▶ What to produce
Pictures are not part of the copy; repeat everything else in the records exactly.

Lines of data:

○ ○ ○ ○ ○

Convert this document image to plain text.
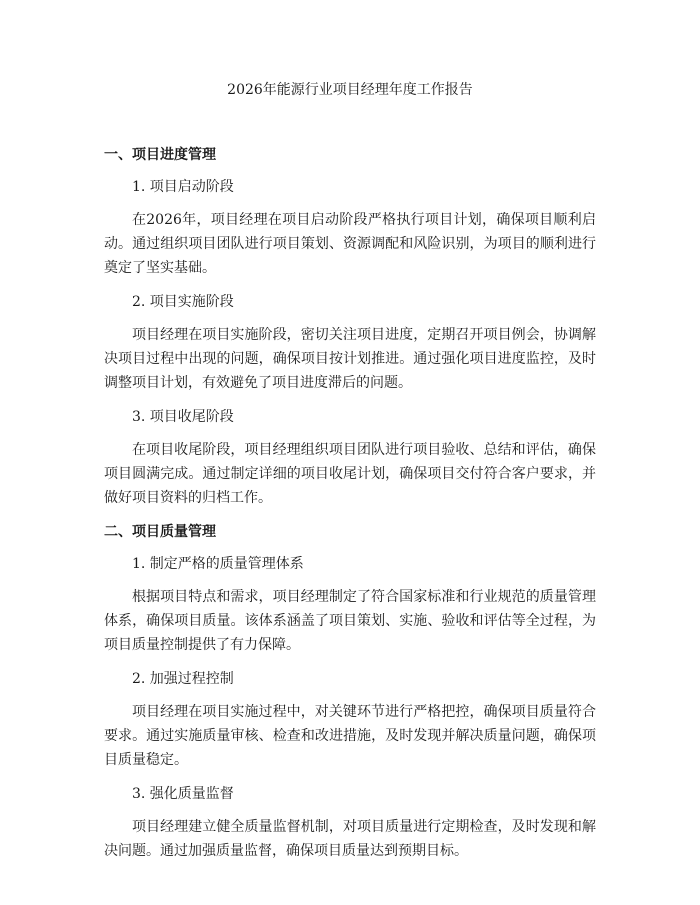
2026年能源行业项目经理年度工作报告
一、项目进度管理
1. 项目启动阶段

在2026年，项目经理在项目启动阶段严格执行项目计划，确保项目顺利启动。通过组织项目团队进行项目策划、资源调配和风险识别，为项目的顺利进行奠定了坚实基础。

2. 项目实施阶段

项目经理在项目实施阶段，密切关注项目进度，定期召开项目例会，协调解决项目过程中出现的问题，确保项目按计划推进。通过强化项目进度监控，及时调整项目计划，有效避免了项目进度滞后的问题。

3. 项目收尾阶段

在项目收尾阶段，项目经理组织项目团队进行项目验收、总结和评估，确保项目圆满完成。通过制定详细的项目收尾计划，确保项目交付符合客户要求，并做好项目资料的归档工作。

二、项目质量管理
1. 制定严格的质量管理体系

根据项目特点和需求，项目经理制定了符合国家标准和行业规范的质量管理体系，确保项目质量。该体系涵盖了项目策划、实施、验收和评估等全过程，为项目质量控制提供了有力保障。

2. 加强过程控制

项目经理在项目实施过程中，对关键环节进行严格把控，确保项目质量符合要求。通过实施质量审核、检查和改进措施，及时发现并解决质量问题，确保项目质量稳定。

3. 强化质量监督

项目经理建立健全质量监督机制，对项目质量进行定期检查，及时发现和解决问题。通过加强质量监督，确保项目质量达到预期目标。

○ ○ ○ ○ ○

▶ Written reply
Convert this document image to plain text.
2026年能源行业项目经理年度工作报告
一、项目进度管理
1. 项目启动阶段

在2026年，项目经理在项目启动阶段严格执行项目计划，确保项目顺利启动。通过组织项目团队进行项目策划、资源调配和风险识别，为项目的顺利进行奠定了坚实基础。

2. 项目实施阶段

项目经理在项目实施阶段，密切关注项目进度，定期召开项目例会，协调解决项目过程中出现的问题，确保项目按计划推进。通过强化项目进度监控，及时调整项目计划，有效避免了项目进度滞后的问题。

3. 项目收尾阶段

在项目收尾阶段，项目经理组织项目团队进行项目验收、总结和评估，确保项目圆满完成。通过制定详细的项目收尾计划，确保项目交付符合客户要求，并做好项目资料的归档工作。

二、项目质量管理
1. 制定严格的质量管理体系

根据项目特点和需求，项目经理制定了符合国家标准和行业规范的质量管理体系，确保项目质量。该体系涵盖了项目策划、实施、验收和评估等全过程，为项目质量控制提供了有力保障。

2. 加强过程控制

项目经理在项目实施过程中，对关键环节进行严格把控，确保项目质量符合要求。通过实施质量审核、检查和改进措施，及时发现并解决质量问题，确保项目质量稳定。

3. 强化质量监督

项目经理建立健全质量监督机制，对项目质量进行定期检查，及时发现和解决问题。通过加强质量监督，确保项目质量达到预期目标。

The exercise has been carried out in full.